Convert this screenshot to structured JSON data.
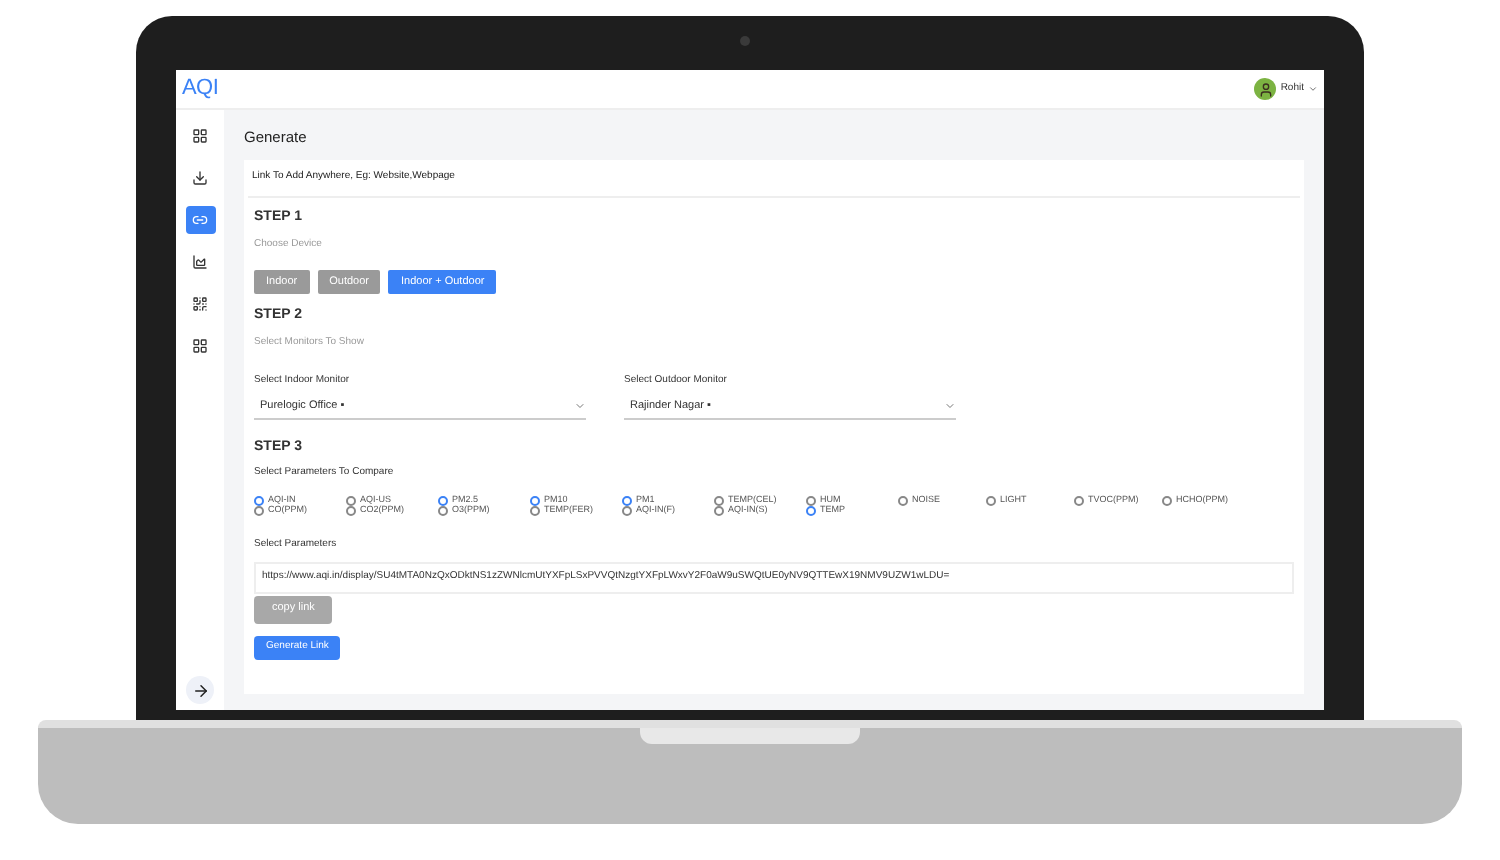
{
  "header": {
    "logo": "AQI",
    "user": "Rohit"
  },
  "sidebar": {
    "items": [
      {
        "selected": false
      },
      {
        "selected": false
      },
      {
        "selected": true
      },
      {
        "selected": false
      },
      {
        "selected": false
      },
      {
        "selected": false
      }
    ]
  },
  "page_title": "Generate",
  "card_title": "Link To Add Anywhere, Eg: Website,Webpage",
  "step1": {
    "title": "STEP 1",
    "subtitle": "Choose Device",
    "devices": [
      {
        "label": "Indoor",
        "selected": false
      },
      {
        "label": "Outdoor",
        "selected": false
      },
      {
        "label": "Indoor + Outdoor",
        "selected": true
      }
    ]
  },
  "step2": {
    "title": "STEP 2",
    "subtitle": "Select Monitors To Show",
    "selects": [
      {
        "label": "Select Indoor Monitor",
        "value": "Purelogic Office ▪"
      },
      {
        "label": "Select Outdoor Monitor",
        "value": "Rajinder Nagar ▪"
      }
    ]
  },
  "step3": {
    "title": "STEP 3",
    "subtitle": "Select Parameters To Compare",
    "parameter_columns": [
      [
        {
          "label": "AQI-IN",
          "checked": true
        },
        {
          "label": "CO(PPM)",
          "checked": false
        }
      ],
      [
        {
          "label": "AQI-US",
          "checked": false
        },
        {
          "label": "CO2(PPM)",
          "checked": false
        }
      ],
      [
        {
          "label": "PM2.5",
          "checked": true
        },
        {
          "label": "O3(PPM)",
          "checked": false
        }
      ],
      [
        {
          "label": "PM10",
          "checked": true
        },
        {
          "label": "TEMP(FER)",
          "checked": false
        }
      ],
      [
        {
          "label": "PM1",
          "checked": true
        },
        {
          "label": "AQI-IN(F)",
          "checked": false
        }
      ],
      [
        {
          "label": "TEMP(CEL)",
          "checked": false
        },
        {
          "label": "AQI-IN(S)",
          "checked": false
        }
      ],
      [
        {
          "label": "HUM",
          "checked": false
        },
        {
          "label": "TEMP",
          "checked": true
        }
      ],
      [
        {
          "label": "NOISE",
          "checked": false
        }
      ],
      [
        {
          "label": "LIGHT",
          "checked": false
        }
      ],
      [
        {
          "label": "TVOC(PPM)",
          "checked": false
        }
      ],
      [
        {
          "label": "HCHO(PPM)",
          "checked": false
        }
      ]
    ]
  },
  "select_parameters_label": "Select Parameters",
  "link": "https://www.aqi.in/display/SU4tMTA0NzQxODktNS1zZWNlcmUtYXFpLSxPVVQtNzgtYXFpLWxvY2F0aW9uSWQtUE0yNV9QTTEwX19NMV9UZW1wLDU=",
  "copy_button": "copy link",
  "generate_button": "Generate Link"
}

***

Print out the material word for word, omitting the pictures.

Convert this screenshot to structured JSON data.
{
  "header": {
    "logo": "AQI",
    "user": "Rohit"
  },
  "sidebar": {
    "items": [
      {
        "selected": false
      },
      {
        "selected": false
      },
      {
        "selected": true
      },
      {
        "selected": false
      },
      {
        "selected": false
      },
      {
        "selected": false
      }
    ]
  },
  "page_title": "Generate",
  "card_title": "Link To Add Anywhere, Eg: Website,Webpage",
  "step1": {
    "title": "STEP 1",
    "subtitle": "Choose Device",
    "devices": [
      {
        "label": "Indoor",
        "selected": false
      },
      {
        "label": "Outdoor",
        "selected": false
      },
      {
        "label": "Indoor + Outdoor",
        "selected": true
      }
    ]
  },
  "step2": {
    "title": "STEP 2",
    "subtitle": "Select Monitors To Show",
    "selects": [
      {
        "label": "Select Indoor Monitor",
        "value": "Purelogic Office ▪"
      },
      {
        "label": "Select Outdoor Monitor",
        "value": "Rajinder Nagar ▪"
      }
    ]
  },
  "step3": {
    "title": "STEP 3",
    "subtitle": "Select Parameters To Compare",
    "parameter_columns": [
      [
        {
          "label": "AQI-IN",
          "checked": true
        },
        {
          "label": "CO(PPM)",
          "checked": false
        }
      ],
      [
        {
          "label": "AQI-US",
          "checked": false
        },
        {
          "label": "CO2(PPM)",
          "checked": false
        }
      ],
      [
        {
          "label": "PM2.5",
          "checked": true
        },
        {
          "label": "O3(PPM)",
          "checked": false
        }
      ],
      [
        {
          "label": "PM10",
          "checked": true
        },
        {
          "label": "TEMP(FER)",
          "checked": false
        }
      ],
      [
        {
          "label": "PM1",
          "checked": true
        },
        {
          "label": "AQI-IN(F)",
          "checked": false
        }
      ],
      [
        {
          "label": "TEMP(CEL)",
          "checked": false
        },
        {
          "label": "AQI-IN(S)",
          "checked": false
        }
      ],
      [
        {
          "label": "HUM",
          "checked": false
        },
        {
          "label": "TEMP",
          "checked": true
        }
      ],
      [
        {
          "label": "NOISE",
          "checked": false
        }
      ],
      [
        {
          "label": "LIGHT",
          "checked": false
        }
      ],
      [
        {
          "label": "TVOC(PPM)",
          "checked": false
        }
      ],
      [
        {
          "label": "HCHO(PPM)",
          "checked": false
        }
      ]
    ]
  },
  "select_parameters_label": "Select Parameters",
  "link": "https://www.aqi.in/display/SU4tMTA0NzQxODktNS1zZWNlcmUtYXFpLSxPVVQtNzgtYXFpLWxvY2F0aW9uSWQtUE0yNV9QTTEwX19NMV9UZW1wLDU=",
  "copy_button": "copy link",
  "generate_button": "Generate Link"
}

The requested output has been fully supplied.